-- Start RECORDS SHOWN --

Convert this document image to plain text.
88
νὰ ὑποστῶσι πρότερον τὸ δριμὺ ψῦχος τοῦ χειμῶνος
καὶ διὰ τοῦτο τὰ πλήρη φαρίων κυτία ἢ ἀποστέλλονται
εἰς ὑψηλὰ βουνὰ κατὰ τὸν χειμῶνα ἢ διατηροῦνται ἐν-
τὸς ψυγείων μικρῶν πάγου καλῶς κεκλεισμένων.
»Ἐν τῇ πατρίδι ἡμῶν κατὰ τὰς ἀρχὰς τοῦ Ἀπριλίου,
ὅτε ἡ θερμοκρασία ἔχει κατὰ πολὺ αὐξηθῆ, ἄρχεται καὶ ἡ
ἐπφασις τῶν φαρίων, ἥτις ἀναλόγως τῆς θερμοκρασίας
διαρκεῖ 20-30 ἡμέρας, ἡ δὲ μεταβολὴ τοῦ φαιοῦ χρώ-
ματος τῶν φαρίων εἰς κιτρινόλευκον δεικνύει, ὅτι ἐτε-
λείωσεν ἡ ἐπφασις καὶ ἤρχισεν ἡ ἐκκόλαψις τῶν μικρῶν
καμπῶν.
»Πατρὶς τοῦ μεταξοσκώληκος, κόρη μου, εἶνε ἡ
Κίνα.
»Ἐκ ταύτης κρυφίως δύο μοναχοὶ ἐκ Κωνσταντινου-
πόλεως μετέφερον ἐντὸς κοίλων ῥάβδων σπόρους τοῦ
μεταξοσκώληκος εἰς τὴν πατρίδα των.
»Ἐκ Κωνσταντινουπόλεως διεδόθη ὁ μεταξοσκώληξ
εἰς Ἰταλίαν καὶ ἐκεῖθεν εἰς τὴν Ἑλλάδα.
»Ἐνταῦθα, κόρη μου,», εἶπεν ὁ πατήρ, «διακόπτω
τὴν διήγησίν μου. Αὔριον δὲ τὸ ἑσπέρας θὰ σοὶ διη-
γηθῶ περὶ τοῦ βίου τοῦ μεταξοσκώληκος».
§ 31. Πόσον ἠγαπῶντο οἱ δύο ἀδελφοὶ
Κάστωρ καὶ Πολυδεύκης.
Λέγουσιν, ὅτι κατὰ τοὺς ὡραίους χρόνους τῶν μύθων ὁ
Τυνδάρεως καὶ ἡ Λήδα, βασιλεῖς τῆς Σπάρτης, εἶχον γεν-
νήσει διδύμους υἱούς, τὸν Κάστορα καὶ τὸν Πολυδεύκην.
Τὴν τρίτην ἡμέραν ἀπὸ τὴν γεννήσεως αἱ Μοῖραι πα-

-- End RECORDS SHOWN --

WORK TO COMPLETE:
Retype the listing. Match it exactly.

RESULT FOR THIS TASK:
Convert this document image to plain text.
88
νὰ ὑποστῶσι πρότερον τὸ δριμὺ ψῦχος τοῦ χειμῶνος
καὶ διὰ τοῦτο τὰ πλήρη φαρίων κυτία ἢ ἀποστέλλονται
εἰς ὑψηλὰ βουνὰ κατὰ τὸν χειμῶνα ἢ διατηροῦνται ἐν-
τὸς ψυγείων μικρῶν πάγου καλῶς κεκλεισμένων.
»Ἐν τῇ πατρίδι ἡμῶν κατὰ τὰς ἀρχὰς τοῦ Ἀπριλίου,
ὅτε ἡ θερμοκρασία ἔχει κατὰ πολὺ αὐξηθῆ, ἄρχεται καὶ ἡ
ἐπφασις τῶν φαρίων, ἥτις ἀναλόγως τῆς θερμοκρασίας
διαρκεῖ 20-30 ἡμέρας, ἡ δὲ μεταβολὴ τοῦ φαιοῦ χρώ-
ματος τῶν φαρίων εἰς κιτρινόλευκον δεικνύει, ὅτι ἐτε-
λείωσεν ἡ ἐπφασις καὶ ἤρχισεν ἡ ἐκκόλαψις τῶν μικρῶν
καμπῶν.
»Πατρὶς τοῦ μεταξοσκώληκος, κόρη μου, εἶνε ἡ
Κίνα.
»Ἐκ ταύτης κρυφίως δύο μοναχοὶ ἐκ Κωνσταντινου-
πόλεως μετέφερον ἐντὸς κοίλων ῥάβδων σπόρους τοῦ
μεταξοσκώληκος εἰς τὴν πατρίδα των.
»Ἐκ Κωνσταντινουπόλεως διεδόθη ὁ μεταξοσκώληξ
εἰς Ἰταλίαν καὶ ἐκεῖθεν εἰς τὴν Ἑλλάδα.
»Ἐνταῦθα, κόρη μου,», εἶπεν ὁ πατήρ, «διακόπτω
τὴν διήγησίν μου. Αὔριον δὲ τὸ ἑσπέρας θὰ σοὶ διη-
γηθῶ περὶ τοῦ βίου τοῦ μεταξοσκώληκος».
§ 31. Πόσον ἠγαπῶντο οἱ δύο ἀδελφοὶ
Κάστωρ καὶ Πολυδεύκης.
Λέγουσιν, ὅτι κατὰ τοὺς ὡραίους χρόνους τῶν μύθων ὁ
Τυνδάρεως καὶ ἡ Λήδα, βασιλεῖς τῆς Σπάρτης, εἶχον γεν-
νήσει διδύμους υἱούς, τὸν Κάστορα καὶ τὸν Πολυδεύκην.
Τὴν τρίτην ἡμέραν ἀπὸ τὴν γεννήσεως αἱ Μοῖραι πα-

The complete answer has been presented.